## REQUIREMENTS
All the records that follow need to be reproduced exactly. Omit the images.

## SUPPLIED RECORDS
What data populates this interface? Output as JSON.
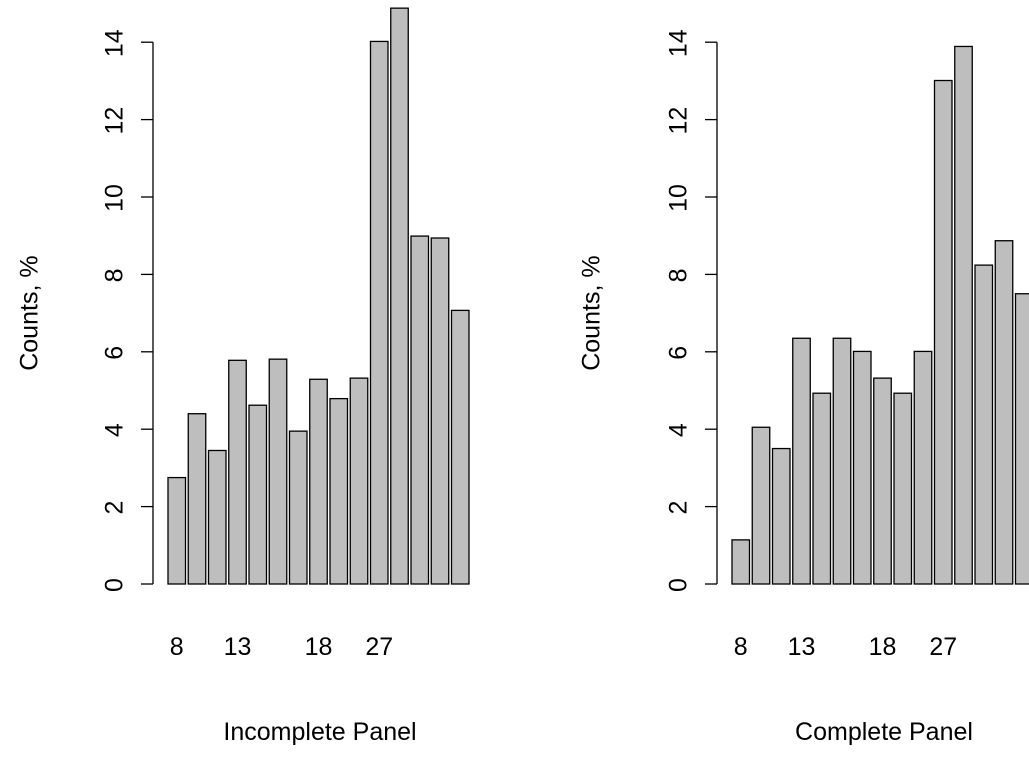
{
  "chart_data": [
    {
      "type": "bar",
      "title": "Incomplete Panel",
      "xlabel": "",
      "ylabel": "Counts, %",
      "ylim": [
        0,
        14.9
      ],
      "yticks": [
        0,
        2,
        4,
        6,
        8,
        10,
        12,
        14
      ],
      "categories": [
        "8",
        "",
        "",
        "13",
        "",
        "",
        "",
        "18",
        "",
        "",
        "27",
        "",
        "",
        "",
        ""
      ],
      "values": [
        2.75,
        4.4,
        3.45,
        5.78,
        4.62,
        5.81,
        3.95,
        5.29,
        4.79,
        5.32,
        14.02,
        14.88,
        8.99,
        8.94,
        7.07
      ],
      "bar_color": "#bebebe",
      "grid": false
    },
    {
      "type": "bar",
      "title": "Complete Panel",
      "xlabel": "",
      "ylabel": "Counts, %",
      "ylim": [
        0,
        14.9
      ],
      "yticks": [
        0,
        2,
        4,
        6,
        8,
        10,
        12,
        14
      ],
      "categories": [
        "8",
        "",
        "",
        "13",
        "",
        "",
        "",
        "18",
        "",
        "",
        "27",
        "",
        "",
        "",
        ""
      ],
      "values": [
        1.14,
        4.05,
        3.5,
        6.35,
        4.93,
        6.35,
        6.01,
        5.32,
        4.93,
        6.01,
        13.01,
        13.89,
        8.24,
        8.87,
        7.5
      ],
      "bar_color": "#bebebe",
      "grid": false
    }
  ]
}
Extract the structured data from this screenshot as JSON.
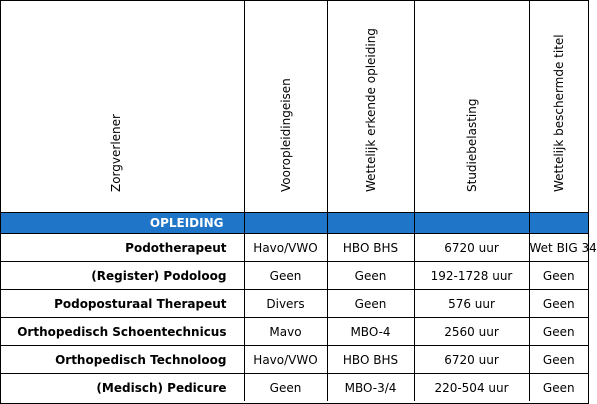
{
  "headers": {
    "zorgverlener": "Zorgverlener",
    "vooropleiding": "Vooropleidingeisen",
    "wettelijke_opleiding": "Wettelijk erkende opleiding",
    "studiebelasting": "Studiebelasting",
    "titel": "Wettelijk beschermde titel"
  },
  "section_label": "OPLEIDING",
  "rows": [
    {
      "name": "Podotherapeut",
      "vooropleiding": "Havo/VWO",
      "opleiding": "HBO BHS",
      "studiebelasting": "6720 uur",
      "titel": "Wet BIG 34"
    },
    {
      "name": "(Register) Podoloog",
      "vooropleiding": "Geen",
      "opleiding": "Geen",
      "studiebelasting": "192-1728 uur",
      "titel": "Geen"
    },
    {
      "name": "Podoposturaal Therapeut",
      "vooropleiding": "Divers",
      "opleiding": "Geen",
      "studiebelasting": "576 uur",
      "titel": "Geen"
    },
    {
      "name": "Orthopedisch Schoentechnicus",
      "vooropleiding": "Mavo",
      "opleiding": "MBO-4",
      "studiebelasting": "2560 uur",
      "titel": "Geen"
    },
    {
      "name": "Orthopedisch Technoloog",
      "vooropleiding": "Havo/VWO",
      "opleiding": "HBO BHS",
      "studiebelasting": "6720 uur",
      "titel": "Geen"
    },
    {
      "name": "(Medisch) Pedicure",
      "vooropleiding": "Geen",
      "opleiding": "MBO-3/4",
      "studiebelasting": "220-504 uur",
      "titel": "Geen"
    }
  ],
  "colors": {
    "band": "#1f75c7",
    "band_text": "#ffffff"
  }
}
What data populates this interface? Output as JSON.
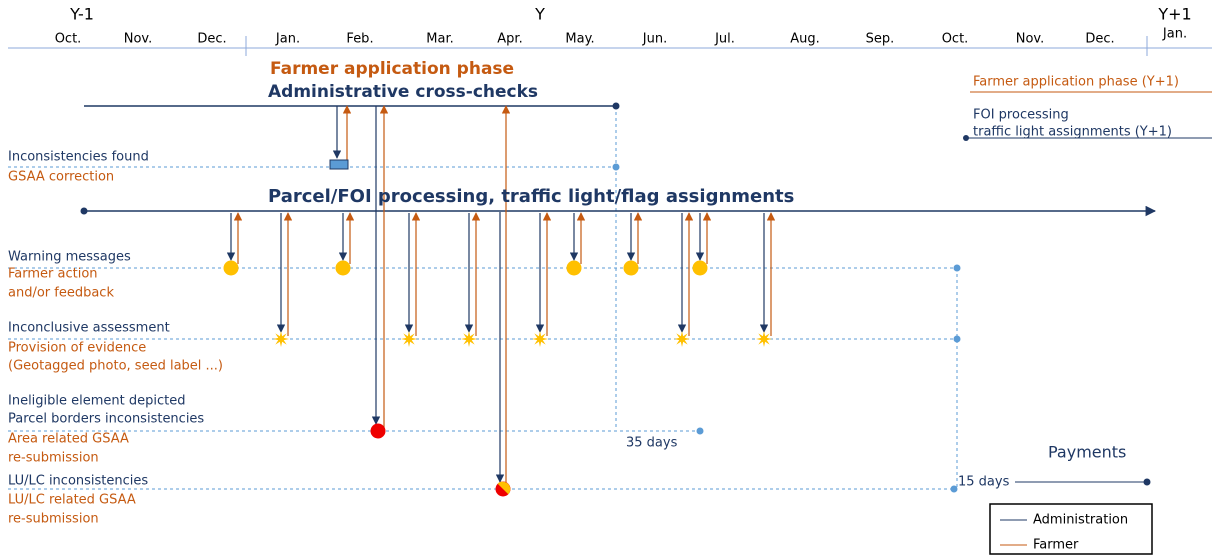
{
  "header": {
    "years": [
      "Y-1",
      "Y",
      "Y+1"
    ],
    "months": [
      "Oct.",
      "Nov.",
      "Dec.",
      "Jan.",
      "Feb.",
      "Mar.",
      "Apr.",
      "May.",
      "Jun.",
      "Jul.",
      "Aug.",
      "Sep.",
      "Oct.",
      "Nov.",
      "Dec.",
      "Jan."
    ]
  },
  "phases": {
    "farmer_application": "Farmer application phase",
    "cross_checks": "Administrative cross-checks",
    "parcel_processing": "Parcel/FOI processing, traffic light/flag assignments",
    "payments": "Payments"
  },
  "next_year": {
    "farmer_application": "Farmer application phase (Y+1)",
    "foi_processing": [
      "FOI processing",
      "traffic light assignments (Y+1)"
    ]
  },
  "rows": [
    {
      "admin": [
        "Inconsistencies found"
      ],
      "farmer": [
        "GSAA correction"
      ]
    },
    {
      "admin": [
        "Warning messages"
      ],
      "farmer": [
        "Farmer action",
        "and/or feedback"
      ]
    },
    {
      "admin": [
        "Inconclusive assessment"
      ],
      "farmer": [
        "Provision of evidence",
        "(Geotagged photo, seed label ...)"
      ]
    },
    {
      "admin": [
        "Ineligible element depicted",
        "Parcel borders inconsistencies"
      ],
      "farmer": [
        "Area related GSAA",
        "re-submission"
      ]
    },
    {
      "admin": [
        "LU/LC inconsistencies"
      ],
      "farmer": [
        "LU/LC related GSAA",
        "re-submission"
      ]
    }
  ],
  "durations": [
    "35 days",
    "15 days"
  ],
  "legend": [
    "Administration",
    "Farmer"
  ]
}
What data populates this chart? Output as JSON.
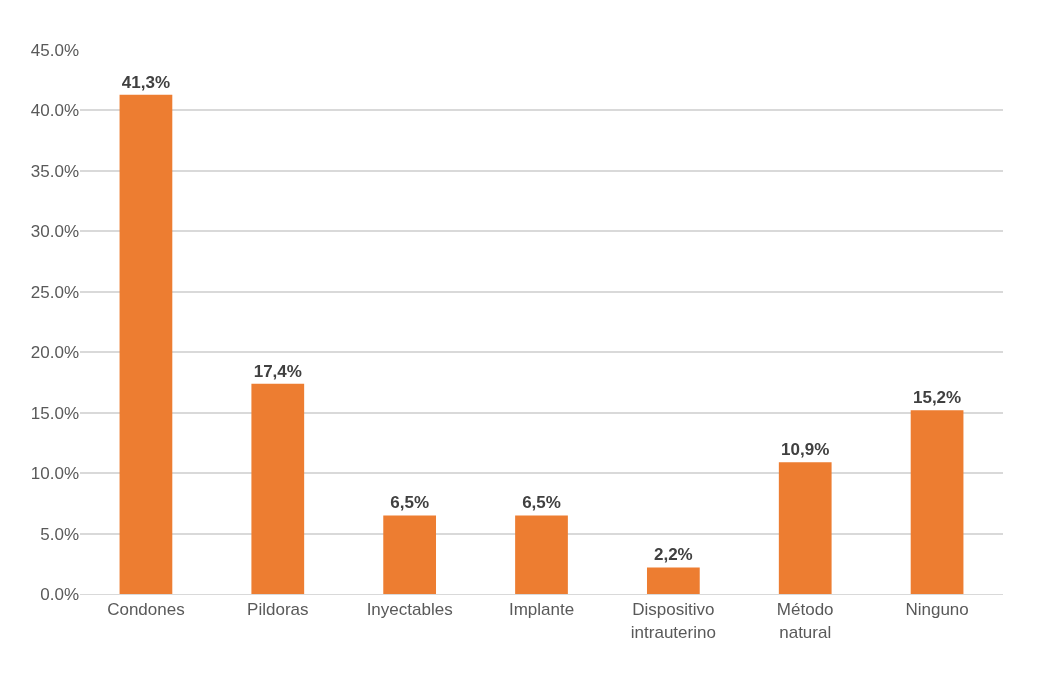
{
  "chart_data": {
    "type": "bar",
    "categories": [
      "Condones",
      "Pildoras",
      "Inyectables",
      "Implante",
      "Dispositivo\nintrauterino",
      "Método\nnatural",
      "Ninguno"
    ],
    "values": [
      41.3,
      17.4,
      6.5,
      6.5,
      2.2,
      10.9,
      15.2
    ],
    "value_labels": [
      "41,3%",
      "17,4%",
      "6,5%",
      "6,5%",
      "2,2%",
      "10,9%",
      "15,2%"
    ],
    "color": "#ed7d31",
    "ylim": [
      0,
      45
    ],
    "yticks": [
      {
        "value": 0,
        "label": "0.0%"
      },
      {
        "value": 5,
        "label": "5.0%"
      },
      {
        "value": 10,
        "label": "10.0%"
      },
      {
        "value": 15,
        "label": "15.0%"
      },
      {
        "value": 20,
        "label": "20.0%"
      },
      {
        "value": 25,
        "label": "25.0%"
      },
      {
        "value": 30,
        "label": "30.0%"
      },
      {
        "value": 35,
        "label": "35.0%"
      },
      {
        "value": 40,
        "label": "40.0%"
      },
      {
        "value": 45,
        "label": "45.0%"
      }
    ],
    "grid": "y"
  }
}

## COMPLETED TASK
What data populates this interface? Output as JSON.
{
  "chart_data": [
    {
      "type": "bar",
      "title": "Incomplete Panel",
      "xlabel": "",
      "ylabel": "Counts, %",
      "ylim": [
        0,
        14.9
      ],
      "yticks": [
        0,
        2,
        4,
        6,
        8,
        10,
        12,
        14
      ],
      "categories": [
        "8",
        "",
        "",
        "13",
        "",
        "",
        "",
        "18",
        "",
        "",
        "27",
        "",
        "",
        "",
        ""
      ],
      "values": [
        2.75,
        4.4,
        3.45,
        5.78,
        4.62,
        5.81,
        3.95,
        5.29,
        4.79,
        5.32,
        14.02,
        14.88,
        8.99,
        8.94,
        7.07
      ],
      "bar_color": "#bebebe",
      "grid": false
    },
    {
      "type": "bar",
      "title": "Complete Panel",
      "xlabel": "",
      "ylabel": "Counts, %",
      "ylim": [
        0,
        14.9
      ],
      "yticks": [
        0,
        2,
        4,
        6,
        8,
        10,
        12,
        14
      ],
      "categories": [
        "8",
        "",
        "",
        "13",
        "",
        "",
        "",
        "18",
        "",
        "",
        "27",
        "",
        "",
        "",
        ""
      ],
      "values": [
        1.14,
        4.05,
        3.5,
        6.35,
        4.93,
        6.35,
        6.01,
        5.32,
        4.93,
        6.01,
        13.01,
        13.89,
        8.24,
        8.87,
        7.5
      ],
      "bar_color": "#bebebe",
      "grid": false
    }
  ]
}
Extract the structured data from this screenshot as JSON.
{
  "headers": {
    "zorgverlener": "Zorgverlener",
    "vooropleiding": "Vooropleidingeisen",
    "wettelijke_opleiding": "Wettelijk erkende opleiding",
    "studiebelasting": "Studiebelasting",
    "titel": "Wettelijk beschermde titel"
  },
  "section_label": "OPLEIDING",
  "rows": [
    {
      "name": "Podotherapeut",
      "vooropleiding": "Havo/VWO",
      "opleiding": "HBO BHS",
      "studiebelasting": "6720 uur",
      "titel": "Wet BIG 34"
    },
    {
      "name": "(Register) Podoloog",
      "vooropleiding": "Geen",
      "opleiding": "Geen",
      "studiebelasting": "192-1728 uur",
      "titel": "Geen"
    },
    {
      "name": "Podoposturaal Therapeut",
      "vooropleiding": "Divers",
      "opleiding": "Geen",
      "studiebelasting": "576 uur",
      "titel": "Geen"
    },
    {
      "name": "Orthopedisch Schoentechnicus",
      "vooropleiding": "Mavo",
      "opleiding": "MBO-4",
      "studiebelasting": "2560 uur",
      "titel": "Geen"
    },
    {
      "name": "Orthopedisch Technoloog",
      "vooropleiding": "Havo/VWO",
      "opleiding": "HBO BHS",
      "studiebelasting": "6720 uur",
      "titel": "Geen"
    },
    {
      "name": "(Medisch) Pedicure",
      "vooropleiding": "Geen",
      "opleiding": "MBO-3/4",
      "studiebelasting": "220-504 uur",
      "titel": "Geen"
    }
  ],
  "colors": {
    "band": "#1f75c7",
    "band_text": "#ffffff"
  }
}
What data populates this interface? Output as JSON.
{
  "header": {
    "years": [
      "Y-1",
      "Y",
      "Y+1"
    ],
    "months": [
      "Oct.",
      "Nov.",
      "Dec.",
      "Jan.",
      "Feb.",
      "Mar.",
      "Apr.",
      "May.",
      "Jun.",
      "Jul.",
      "Aug.",
      "Sep.",
      "Oct.",
      "Nov.",
      "Dec.",
      "Jan."
    ]
  },
  "phases": {
    "farmer_application": "Farmer application phase",
    "cross_checks": "Administrative cross-checks",
    "parcel_processing": "Parcel/FOI processing, traffic light/flag assignments",
    "payments": "Payments"
  },
  "next_year": {
    "farmer_application": "Farmer application phase (Y+1)",
    "foi_processing": [
      "FOI processing",
      "traffic light assignments (Y+1)"
    ]
  },
  "rows": [
    {
      "admin": [
        "Inconsistencies found"
      ],
      "farmer": [
        "GSAA correction"
      ]
    },
    {
      "admin": [
        "Warning messages"
      ],
      "farmer": [
        "Farmer action",
        "and/or feedback"
      ]
    },
    {
      "admin": [
        "Inconclusive assessment"
      ],
      "farmer": [
        "Provision of evidence",
        "(Geotagged photo, seed label ...)"
      ]
    },
    {
      "admin": [
        "Ineligible element depicted",
        "Parcel borders inconsistencies"
      ],
      "farmer": [
        "Area related GSAA",
        "re-submission"
      ]
    },
    {
      "admin": [
        "LU/LC inconsistencies"
      ],
      "farmer": [
        "LU/LC related GSAA",
        "re-submission"
      ]
    }
  ],
  "durations": [
    "35 days",
    "15 days"
  ],
  "legend": [
    "Administration",
    "Farmer"
  ]
}
What data populates this chart? Output as JSON.
{
  "chart_data": {
    "type": "bar",
    "categories": [
      "Condones",
      "Pildoras",
      "Inyectables",
      "Implante",
      "Dispositivo\nintrauterino",
      "Método\nnatural",
      "Ninguno"
    ],
    "values": [
      41.3,
      17.4,
      6.5,
      6.5,
      2.2,
      10.9,
      15.2
    ],
    "value_labels": [
      "41,3%",
      "17,4%",
      "6,5%",
      "6,5%",
      "2,2%",
      "10,9%",
      "15,2%"
    ],
    "color": "#ed7d31",
    "ylim": [
      0,
      45
    ],
    "yticks": [
      {
        "value": 0,
        "label": "0.0%"
      },
      {
        "value": 5,
        "label": "5.0%"
      },
      {
        "value": 10,
        "label": "10.0%"
      },
      {
        "value": 15,
        "label": "15.0%"
      },
      {
        "value": 20,
        "label": "20.0%"
      },
      {
        "value": 25,
        "label": "25.0%"
      },
      {
        "value": 30,
        "label": "30.0%"
      },
      {
        "value": 35,
        "label": "35.0%"
      },
      {
        "value": 40,
        "label": "40.0%"
      },
      {
        "value": 45,
        "label": "45.0%"
      }
    ],
    "grid": "y"
  }
}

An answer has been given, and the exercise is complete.